### Written exercise
How many lines in this material include the string "被征收人"? Answer with the number and nothing further.

— begin Input material —

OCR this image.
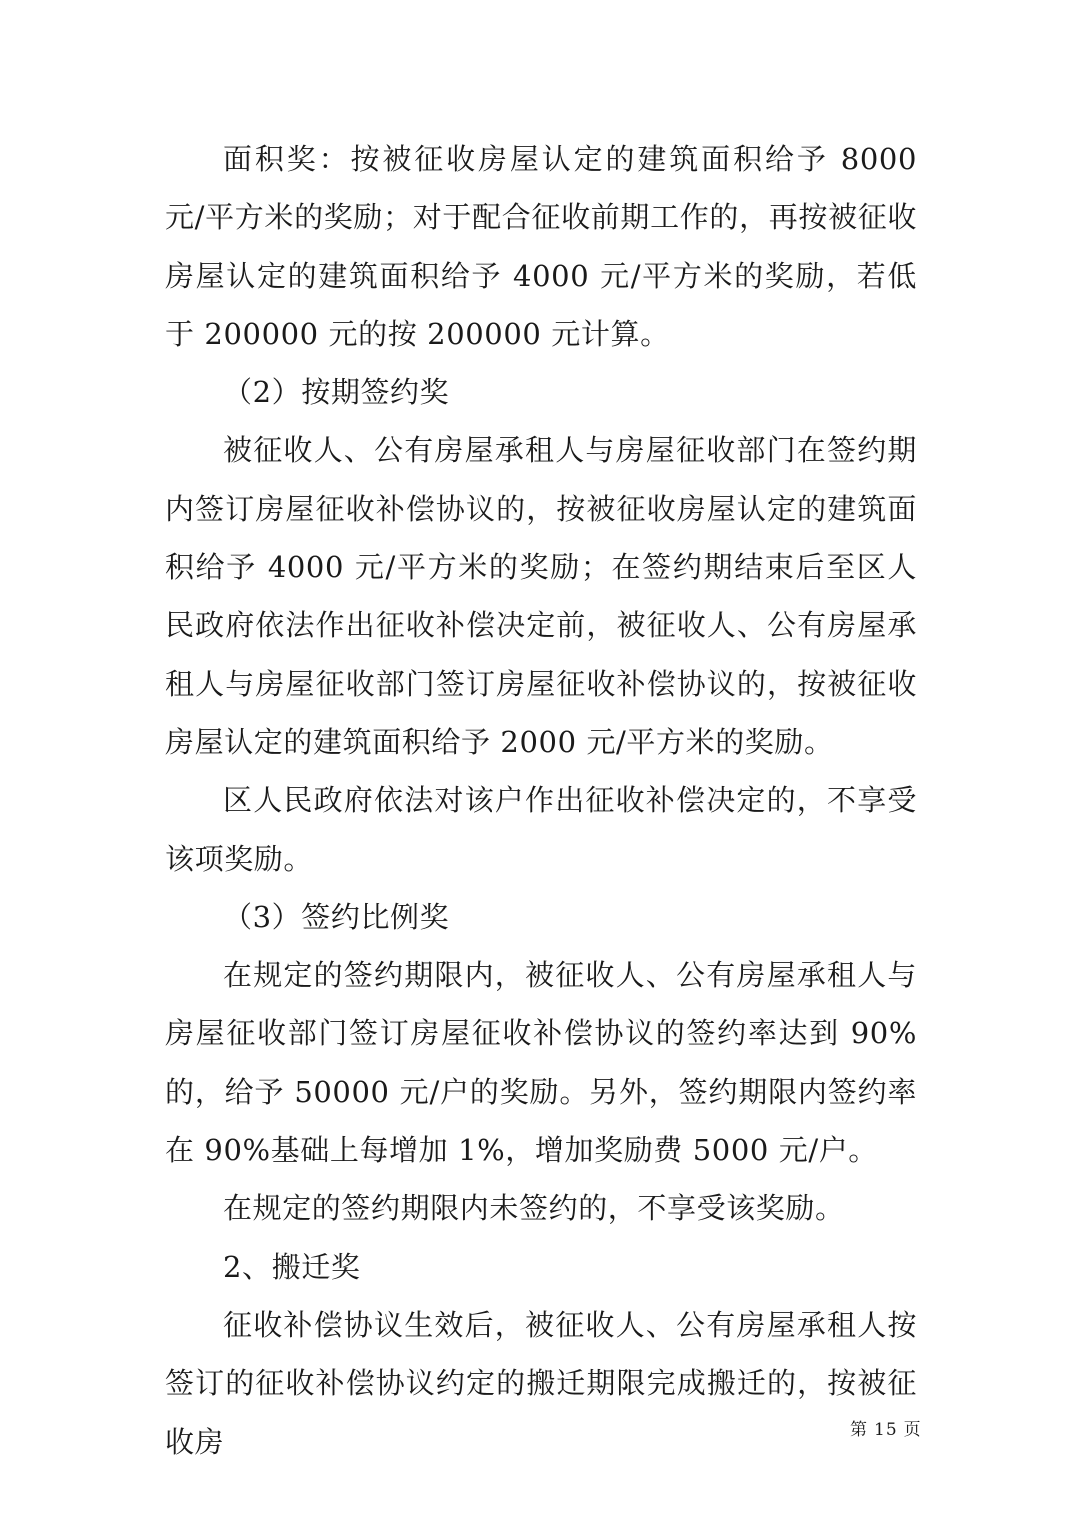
面积奖：按被征收房屋认定的建筑面积给予 8000 元/平方米的奖励；对于配合征收前期工作的，再按被征收房屋认定的建筑面积给予 4000 元/平方米的奖励，若低于 200000 元的按 200000 元计算。

（2）按期签约奖

被征收人、公有房屋承租人与房屋征收部门在签约期内签订房屋征收补偿协议的，按被征收房屋认定的建筑面积给予 4000 元/平方米的奖励；在签约期结束后至区人民政府依法作出征收补偿决定前，被征收人、公有房屋承租人与房屋征收部门签订房屋征收补偿协议的，按被征收房屋认定的建筑面积给予 2000 元/平方米的奖励。

区人民政府依法对该户作出征收补偿决定的，不享受该项奖励。

（3）签约比例奖

在规定的签约期限内，被征收人、公有房屋承租人与房屋征收部门签订房屋征收补偿协议的签约率达到 90%的，给予 50000 元/户的奖励。另外，签约期限内签约率在 90%基础上每增加 1%，增加奖励费 5000 元/户。

在规定的签约期限内未签约的，不享受该奖励。

2、搬迁奖

征收补偿协议生效后，被征收人、公有房屋承租人按签订的征收补偿协议约定的搬迁期限完成搬迁的，按被征收房	第 15 页
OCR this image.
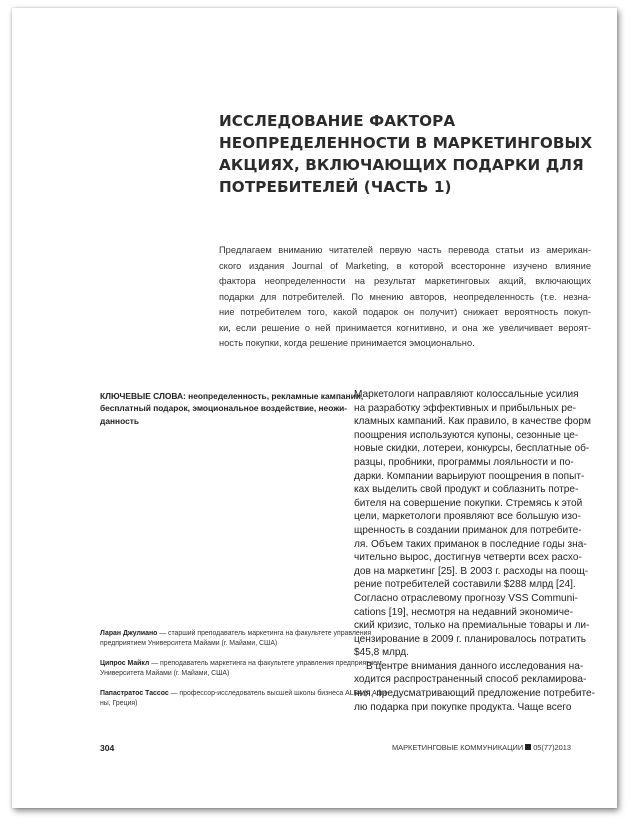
ИССЛЕДОВАНИЕ ФАКТОРА
НЕОПРЕДЕЛЕННОСТИ В МАРКЕТИНГОВЫХ
АКЦИЯХ, ВКЛЮЧАЮЩИХ ПОДАРКИ ДЛЯ
ПОТРЕБИТЕЛЕЙ (ЧАСТЬ 1)
Предлагаем вниманию читателей первую часть перевода статьи из американ-
ского издания Journal of Marketing, в которой всесторонне изучено влияние
фактора неопределенности на результат маркетинговых акций, включающих
подарки для потребителей. По мнению авторов, неопределенность (т.е. незна-
ние потребителем того, какой подарок он получит) снижает вероятность покуп-
ки, если решение о ней принимается когнитивно, и она же увеличивает вероят-
ность покупки, когда решение принимается эмоционально.
КЛЮЧЕВЫЕ СЛОВА: неопределенность, рекламные кампании,
бесплатный подарок, эмоциональное воздействие, неожи-
данность
Маркетологи направляют колоссальные усилия
на разработку эффективных и прибыльных ре-
кламных кампаний. Как правило, в качестве форм
поощрения используются купоны, сезонные це-
новые скидки, лотереи, конкурсы, бесплатные об-
разцы, пробники, программы лояльности и по-
дарки. Компании варьируют поощрения в попыт-
ках выделить свой продукт и соблазнить потре-
бителя на совершение покупки. Стремясь к этой
цели, маркетологи проявляют все большую изо-
щренность в создании приманок для потребите-
ля. Объем таких приманок в последние годы зна-
чительно вырос, достигнув четверти всех расхо-
дов на маркетинг [25]. В 2003 г. расходы на поощ-
рение потребителей составили $288 млрд [24].
Согласно отраслевому прогнозу VSS Communi-
cations [19], несмотря на недавний экономиче-
ский кризис, только на премиальные товары и ли-
цензирование в 2009 г. планировалось потратить
$45,8 млрд.
В центре внимания данного исследования на-
ходится распространенный способ рекламирова-
ния, предусматривающий предложение потребите-
лю подарка при покупке продукта. Чаще всего
Ларан Джулиано — старший преподаватель маркетинга на факультете управления
предприятием Университета Майами (г. Майами, США)
Ципрос Майкл — преподаватель маркетинга на факультете управления предприятием
Университета Майами (г. Майами, США)
Папастратос Тассос — профессор-исследователь высшей школы бизнеса ALBA (г. Афи-
ны, Греция)
304	МАРКЕТИНГОВЫЕ КОММУНИКАЦИИ 05(77)2013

— end Input material —

### Output below
3